━━━━━ Records ━━━━━
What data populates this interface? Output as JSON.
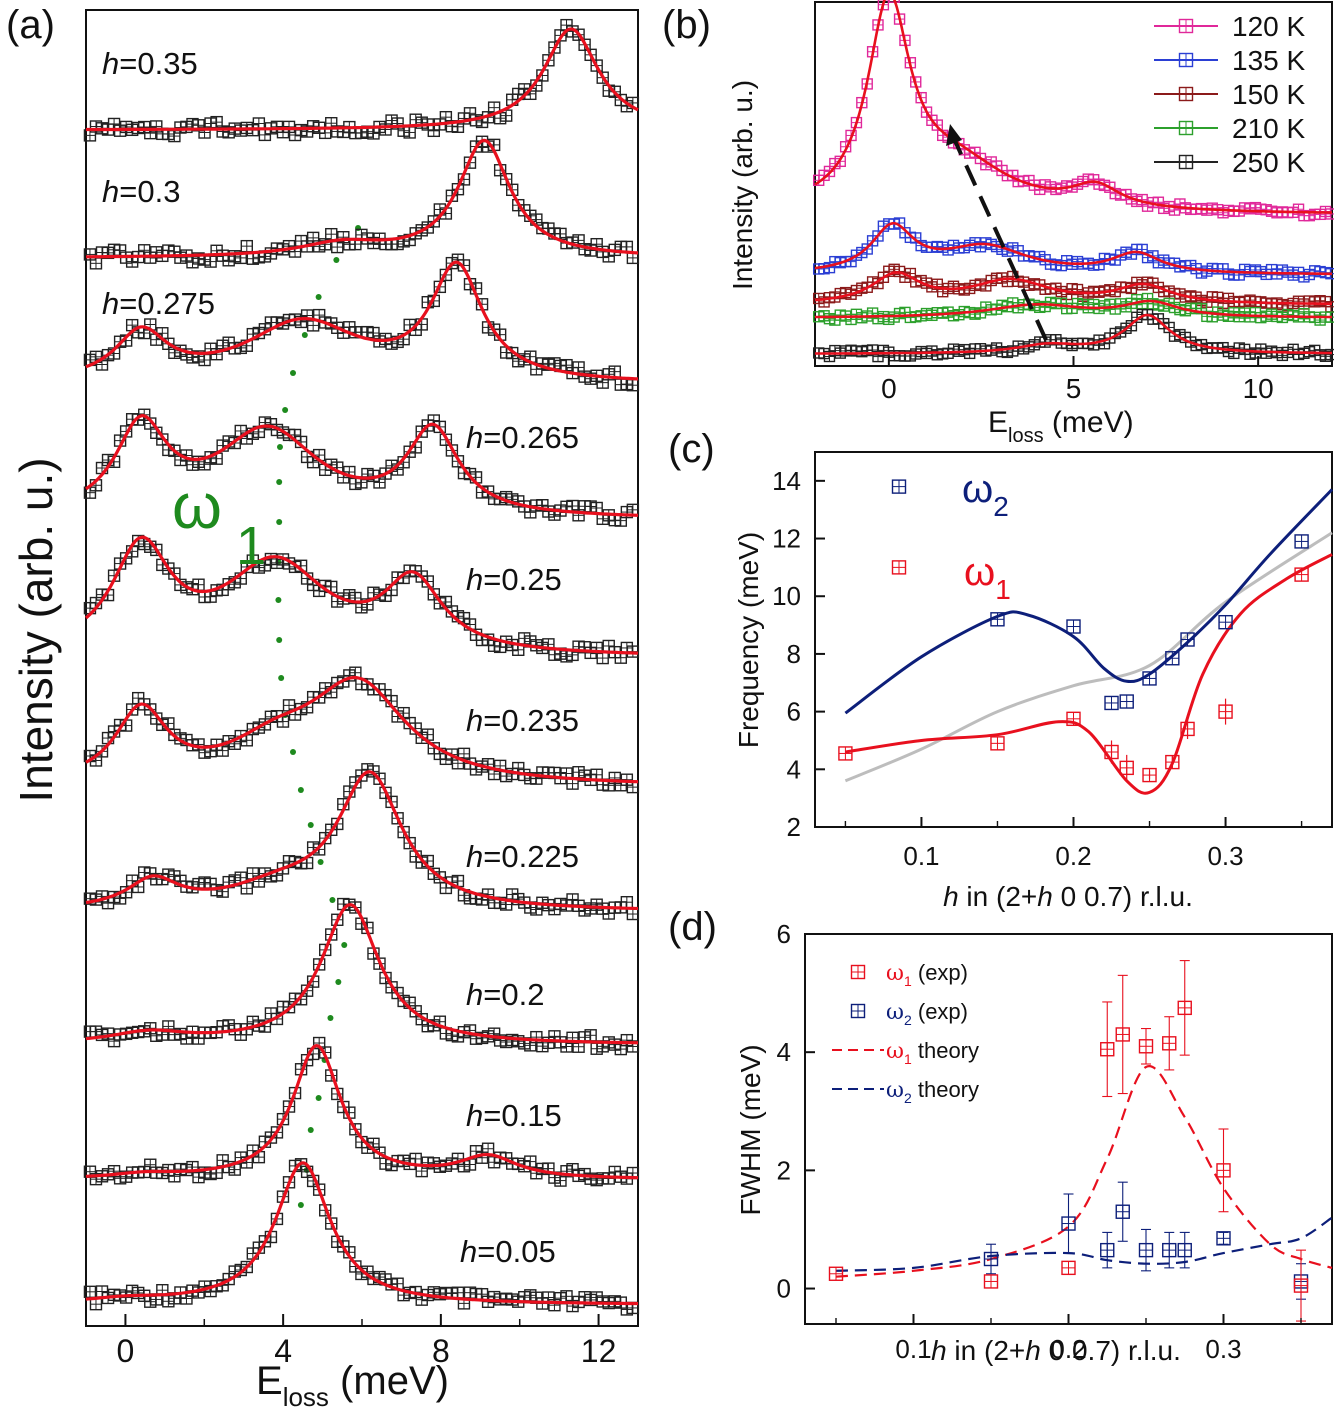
{
  "figure_title": "Four-panel figure: IXS spectra and phonon dispersion",
  "colors": {
    "marker": "#222222",
    "fit": "#e8101e",
    "guide": "#1e8a1e",
    "navy": "#0d1f7a",
    "gray": "#bdbdbd",
    "pink": "#e0289a",
    "blue": "#2b3fd4",
    "brown": "#8b1a1a",
    "green": "#2ca02c",
    "black": "#222222"
  },
  "chart_data": [
    {
      "id": "a",
      "panel_label": "(a)",
      "type": "line",
      "xlabel_main": "E",
      "xlabel_sub": "loss",
      "xlabel_units": " (meV)",
      "ylabel": "Intensity (arb. u.)",
      "xlim": [
        -1,
        13
      ],
      "xticks": [
        "0",
        "4",
        "8",
        "12"
      ],
      "xtick_values": [
        0,
        4,
        8,
        12
      ],
      "guide_label": "ω",
      "guide_sub": "1",
      "guide_points": [
        [
          4.5,
          0.05
        ],
        [
          4.85,
          0.15
        ],
        [
          5.45,
          0.2
        ],
        [
          5.2,
          0.225
        ],
        [
          4.3,
          0.235
        ],
        [
          3.9,
          0.25
        ],
        [
          3.9,
          0.265
        ],
        [
          4.3,
          0.275
        ],
        [
          5.5,
          0.29
        ],
        [
          6.2,
          0.3
        ]
      ],
      "series": [
        {
          "label": "h=0.05",
          "h": "h",
          "value": "=0.05",
          "baseline": 0.55,
          "peaks": [
            [
              4.5,
              6.6,
              0.85
            ],
            [
              0.0,
              0.2,
              1.2
            ]
          ]
        },
        {
          "label": "h=0.15",
          "h": "h",
          "value": "=0.15",
          "baseline": 0.5,
          "peaks": [
            [
              4.85,
              6.2,
              0.75
            ],
            [
              9.2,
              1.0,
              0.9
            ],
            [
              0.5,
              0.2,
              1.0
            ]
          ]
        },
        {
          "label": "h=0.2",
          "h": "h",
          "value": "=0.2",
          "baseline": 0.5,
          "peaks": [
            [
              5.7,
              6.5,
              0.9
            ],
            [
              0.6,
              0.5,
              1.2
            ]
          ]
        },
        {
          "label": "h=0.225",
          "h": "h",
          "value": "=0.225",
          "baseline": 0.55,
          "peaks": [
            [
              6.2,
              6.2,
              1.0
            ],
            [
              0.7,
              1.3,
              0.8
            ],
            [
              3.9,
              0.9,
              1.6
            ]
          ]
        },
        {
          "label": "h=0.235",
          "h": "h",
          "value": "=0.235",
          "baseline": 0.5,
          "peaks": [
            [
              5.9,
              4.5,
              1.5
            ],
            [
              0.4,
              3.3,
              0.8
            ],
            [
              3.8,
              1.5,
              1.5
            ]
          ]
        },
        {
          "label": "h=0.25",
          "h": "h",
          "value": "=0.25",
          "baseline": 0.5,
          "peaks": [
            [
              0.4,
              4.8,
              0.9
            ],
            [
              3.8,
              4.2,
              1.6
            ],
            [
              7.3,
              3.2,
              0.9
            ]
          ]
        },
        {
          "label": "h=0.265",
          "h": "h",
          "value": "=0.265",
          "baseline": 0.5,
          "peaks": [
            [
              0.4,
              4.0,
              0.8
            ],
            [
              3.6,
              4.0,
              1.6
            ],
            [
              7.8,
              3.9,
              0.8
            ]
          ]
        },
        {
          "label": "h=0.275",
          "h": "h",
          "value": "=0.275",
          "baseline": 0.5,
          "peaks": [
            [
              0.4,
              2.2,
              0.8
            ],
            [
              4.5,
              2.8,
              1.8
            ],
            [
              8.4,
              5.2,
              0.8
            ]
          ]
        },
        {
          "label": "h=0.3",
          "h": "h",
          "value": "=0.3",
          "baseline": 0.45,
          "peaks": [
            [
              9.1,
              5.4,
              0.8
            ],
            [
              5.5,
              0.6,
              1.3
            ]
          ]
        },
        {
          "label": "h=0.35",
          "h": "h",
          "value": "=0.35",
          "baseline": 0.3,
          "peaks": [
            [
              11.3,
              4.7,
              0.85
            ]
          ]
        }
      ]
    },
    {
      "id": "b",
      "panel_label": "(b)",
      "type": "line",
      "xlabel_main": "E",
      "xlabel_sub": "loss",
      "xlabel_units": " (meV)",
      "ylabel": "Intensity (arb. u.)",
      "xlim": [
        -2,
        12
      ],
      "xticks": [
        "0",
        "5",
        "10"
      ],
      "xtick_values": [
        0,
        5,
        10
      ],
      "arrow_from": [
        4.3,
        0.0
      ],
      "arrow_to": [
        1.7,
        0.0
      ],
      "series": [
        {
          "name": "120 K",
          "color_key": "pink",
          "offset": 5.0,
          "baseline": 0.0,
          "peaks": [
            [
              0.0,
              5.5,
              0.7
            ],
            [
              1.8,
              1.3,
              1.8
            ],
            [
              5.6,
              0.6,
              0.8
            ]
          ]
        },
        {
          "name": "135 K",
          "color_key": "blue",
          "offset": 3.55,
          "baseline": 0.0,
          "peaks": [
            [
              0.1,
              1.25,
              0.7
            ],
            [
              2.6,
              0.75,
              1.4
            ],
            [
              6.7,
              0.55,
              0.8
            ]
          ]
        },
        {
          "name": "150 K",
          "color_key": "brown",
          "offset": 2.25,
          "baseline": 0.0,
          "peaks": [
            [
              0.2,
              0.8,
              0.8
            ],
            [
              3.3,
              0.65,
              1.3
            ],
            [
              6.9,
              0.5,
              0.9
            ]
          ]
        },
        {
          "name": "210 K",
          "color_key": "green",
          "offset": 1.45,
          "baseline": 0.0,
          "peaks": [
            [
              4.0,
              0.35,
              1.6
            ],
            [
              7.1,
              0.4,
              0.9
            ]
          ]
        },
        {
          "name": "250 K",
          "color_key": "black",
          "offset": 0.45,
          "baseline": 0.0,
          "peaks": [
            [
              4.3,
              0.2,
              1.0
            ],
            [
              7.0,
              0.95,
              0.75
            ]
          ]
        }
      ],
      "ylim": [
        0,
        12
      ]
    },
    {
      "id": "c",
      "panel_label": "(c)",
      "type": "scatter",
      "xlabel": "h in (2+h 0 0.7) r.l.u.",
      "xlabel_h1": "h",
      "xlabel_mid": " in (2+",
      "xlabel_h2": "h",
      "xlabel_end": " 0 0.7) r.l.u.",
      "ylabel": "Frequency (meV)",
      "xlim": [
        0.03,
        0.37
      ],
      "ylim": [
        2,
        15
      ],
      "xticks": [
        "0.1",
        "0.2",
        "0.3"
      ],
      "xtick_values": [
        0.1,
        0.2,
        0.3
      ],
      "yticks": [
        "2",
        "4",
        "6",
        "8",
        "10",
        "12",
        "14"
      ],
      "ytick_values": [
        2,
        4,
        6,
        8,
        10,
        12,
        14
      ],
      "legend": [
        {
          "label": "ω",
          "sub": "2",
          "color_key": "navy",
          "marker": [
            0.09,
            13.8
          ]
        },
        {
          "label": "ω",
          "sub": "1",
          "color_key": "fit",
          "marker": [
            0.09,
            11.0
          ]
        }
      ],
      "omega2_exp": [
        [
          0.15,
          9.2
        ],
        [
          0.2,
          8.95
        ],
        [
          0.225,
          6.3
        ],
        [
          0.235,
          6.35
        ],
        [
          0.25,
          7.15
        ],
        [
          0.265,
          7.85
        ],
        [
          0.275,
          8.5
        ],
        [
          0.3,
          9.1
        ],
        [
          0.35,
          11.9
        ]
      ],
      "omega1_exp": [
        [
          0.05,
          4.55
        ],
        [
          0.15,
          4.9
        ],
        [
          0.2,
          5.75
        ],
        [
          0.225,
          4.6
        ],
        [
          0.235,
          4.05
        ],
        [
          0.25,
          3.8
        ],
        [
          0.265,
          4.25
        ],
        [
          0.275,
          5.4
        ],
        [
          0.3,
          6.0
        ],
        [
          0.35,
          10.75
        ]
      ],
      "omega1_err": [
        0,
        0,
        0,
        0.4,
        0.45,
        0.15,
        0.2,
        0.35,
        0.45,
        0
      ],
      "omega2_theory": [
        [
          0.05,
          5.95
        ],
        [
          0.1,
          7.9
        ],
        [
          0.15,
          9.3
        ],
        [
          0.17,
          9.35
        ],
        [
          0.2,
          8.6
        ],
        [
          0.22,
          7.5
        ],
        [
          0.235,
          7.05
        ],
        [
          0.25,
          7.3
        ],
        [
          0.275,
          8.4
        ],
        [
          0.3,
          9.7
        ],
        [
          0.33,
          11.5
        ],
        [
          0.37,
          13.7
        ]
      ],
      "omega1_theory": [
        [
          0.05,
          4.6
        ],
        [
          0.1,
          5.0
        ],
        [
          0.15,
          5.2
        ],
        [
          0.19,
          5.65
        ],
        [
          0.21,
          5.3
        ],
        [
          0.235,
          3.6
        ],
        [
          0.25,
          3.2
        ],
        [
          0.265,
          4.2
        ],
        [
          0.285,
          7.3
        ],
        [
          0.31,
          9.4
        ],
        [
          0.34,
          10.6
        ],
        [
          0.37,
          11.45
        ]
      ],
      "gray_theory": [
        [
          0.05,
          3.6
        ],
        [
          0.1,
          4.7
        ],
        [
          0.15,
          6.0
        ],
        [
          0.2,
          6.9
        ],
        [
          0.25,
          7.6
        ],
        [
          0.3,
          9.8
        ],
        [
          0.37,
          12.2
        ]
      ]
    },
    {
      "id": "d",
      "panel_label": "(d)",
      "type": "scatter",
      "xlabel_h1": "h",
      "xlabel_mid": " in (2+",
      "xlabel_h2": "h",
      "xlabel_end": " 0 0.7) r.l.u.",
      "ylabel": "FWHM (meV)",
      "xlim": [
        0.03,
        0.37
      ],
      "ylim": [
        -0.6,
        6
      ],
      "xticks": [
        "0.1",
        "0.2",
        "0.3"
      ],
      "xtick_values": [
        0.1,
        0.2,
        0.3
      ],
      "yticks": [
        "0",
        "2",
        "4",
        "6"
      ],
      "ytick_values": [
        0,
        2,
        4,
        6
      ],
      "legend": [
        {
          "label": "ω",
          "sub": "1",
          "tail": " (exp)",
          "color_key": "fit",
          "kind": "marker"
        },
        {
          "label": "ω",
          "sub": "2",
          "tail": " (exp)",
          "color_key": "navy",
          "kind": "marker"
        },
        {
          "label": "ω",
          "sub": "1",
          "tail": " theory",
          "color_key": "fit",
          "kind": "dash"
        },
        {
          "label": "ω",
          "sub": "2",
          "tail": " theory",
          "color_key": "navy",
          "kind": "dash"
        }
      ],
      "omega1_exp": [
        [
          0.05,
          0.25
        ],
        [
          0.15,
          0.12
        ],
        [
          0.2,
          0.35
        ],
        [
          0.225,
          4.05
        ],
        [
          0.235,
          4.3
        ],
        [
          0.25,
          4.1
        ],
        [
          0.265,
          4.15
        ],
        [
          0.275,
          4.75
        ],
        [
          0.3,
          2.0
        ],
        [
          0.35,
          0.05
        ]
      ],
      "omega1_err": [
        0,
        0,
        0,
        0.8,
        1.0,
        0.3,
        0.45,
        0.8,
        0.7,
        0.6
      ],
      "omega2_exp": [
        [
          0.15,
          0.5
        ],
        [
          0.2,
          1.1
        ],
        [
          0.225,
          0.65
        ],
        [
          0.235,
          1.3
        ],
        [
          0.25,
          0.65
        ],
        [
          0.265,
          0.65
        ],
        [
          0.275,
          0.65
        ],
        [
          0.3,
          0.85
        ],
        [
          0.35,
          0.12
        ]
      ],
      "omega2_err": [
        0.25,
        0.5,
        0.3,
        0.5,
        0.35,
        0.3,
        0.3,
        0.1,
        0.3
      ],
      "omega1_theory": [
        [
          0.05,
          0.2
        ],
        [
          0.1,
          0.3
        ],
        [
          0.15,
          0.5
        ],
        [
          0.2,
          1.05
        ],
        [
          0.225,
          2.2
        ],
        [
          0.25,
          3.75
        ],
        [
          0.275,
          2.9
        ],
        [
          0.3,
          1.7
        ],
        [
          0.33,
          0.75
        ],
        [
          0.35,
          0.5
        ],
        [
          0.37,
          0.35
        ]
      ],
      "omega2_theory": [
        [
          0.05,
          0.3
        ],
        [
          0.1,
          0.35
        ],
        [
          0.15,
          0.55
        ],
        [
          0.2,
          0.6
        ],
        [
          0.225,
          0.48
        ],
        [
          0.25,
          0.42
        ],
        [
          0.275,
          0.45
        ],
        [
          0.3,
          0.6
        ],
        [
          0.33,
          0.75
        ],
        [
          0.35,
          0.85
        ],
        [
          0.37,
          1.2
        ]
      ]
    }
  ]
}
━━━━━
§ **Written exercise**
Check each line above for "ylabel" and return the ones that have it.

§ **Final result**
      "ylabel": "Intensity (arb. u.)",
      "ylabel": "Intensity (arb. u.)",
      "ylabel": "Frequency (meV)",
      "ylabel": "FWHM (meV)",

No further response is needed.